begin EXERCISE INPUT

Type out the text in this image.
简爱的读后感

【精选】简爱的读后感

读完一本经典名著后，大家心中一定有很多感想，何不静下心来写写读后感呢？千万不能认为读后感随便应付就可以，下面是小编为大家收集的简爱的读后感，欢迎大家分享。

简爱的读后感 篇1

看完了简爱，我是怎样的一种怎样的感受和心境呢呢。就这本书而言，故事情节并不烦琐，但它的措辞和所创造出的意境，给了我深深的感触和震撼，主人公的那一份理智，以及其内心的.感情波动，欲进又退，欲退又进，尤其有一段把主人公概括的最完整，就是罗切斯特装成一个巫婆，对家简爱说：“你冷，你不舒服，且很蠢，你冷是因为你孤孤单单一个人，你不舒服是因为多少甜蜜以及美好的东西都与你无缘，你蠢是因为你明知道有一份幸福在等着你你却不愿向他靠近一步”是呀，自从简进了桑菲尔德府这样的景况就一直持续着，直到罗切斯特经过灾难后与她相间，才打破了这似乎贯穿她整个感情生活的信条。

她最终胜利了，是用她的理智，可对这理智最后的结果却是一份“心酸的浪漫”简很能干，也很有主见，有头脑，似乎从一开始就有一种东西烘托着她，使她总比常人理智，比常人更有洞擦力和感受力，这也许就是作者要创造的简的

end EXERCISE INPUT

■ **EXERCISE INSTRUCTIONS**: Copy out the material word for word and line for line.

■ **EXERCISE OUTPUT**:
Type out the text in this image.
简爱的读后感

【精选】简爱的读后感

读完一本经典名著后，大家心中一定有很多感想，何不静下心来写写读后感呢？千万不能认为读后感随便应付就可以，下面是小编为大家收集的简爱的读后感，欢迎大家分享。

简爱的读后感 篇1

看完了简爱，我是怎样的一种怎样的感受和心境呢呢。就这本书而言，故事情节并不烦琐，但它的措辞和所创造出的意境，给了我深深的感触和震撼，主人公的那一份理智，以及其内心的.感情波动，欲进又退，欲退又进，尤其有一段把主人公概括的最完整，就是罗切斯特装成一个巫婆，对家简爱说：“你冷，你不舒服，且很蠢，你冷是因为你孤孤单单一个人，你不舒服是因为多少甜蜜以及美好的东西都与你无缘，你蠢是因为你明知道有一份幸福在等着你你却不愿向他靠近一步”是呀，自从简进了桑菲尔德府这样的景况就一直持续着，直到罗切斯特经过灾难后与她相间，才打破了这似乎贯穿她整个感情生活的信条。

她最终胜利了，是用她的理智，可对这理智最后的结果却是一份“心酸的浪漫”简很能干，也很有主见，有头脑，似乎从一开始就有一种东西烘托着她，使她总比常人理智，比常人更有洞擦力和感受力，这也许就是作者要创造的简的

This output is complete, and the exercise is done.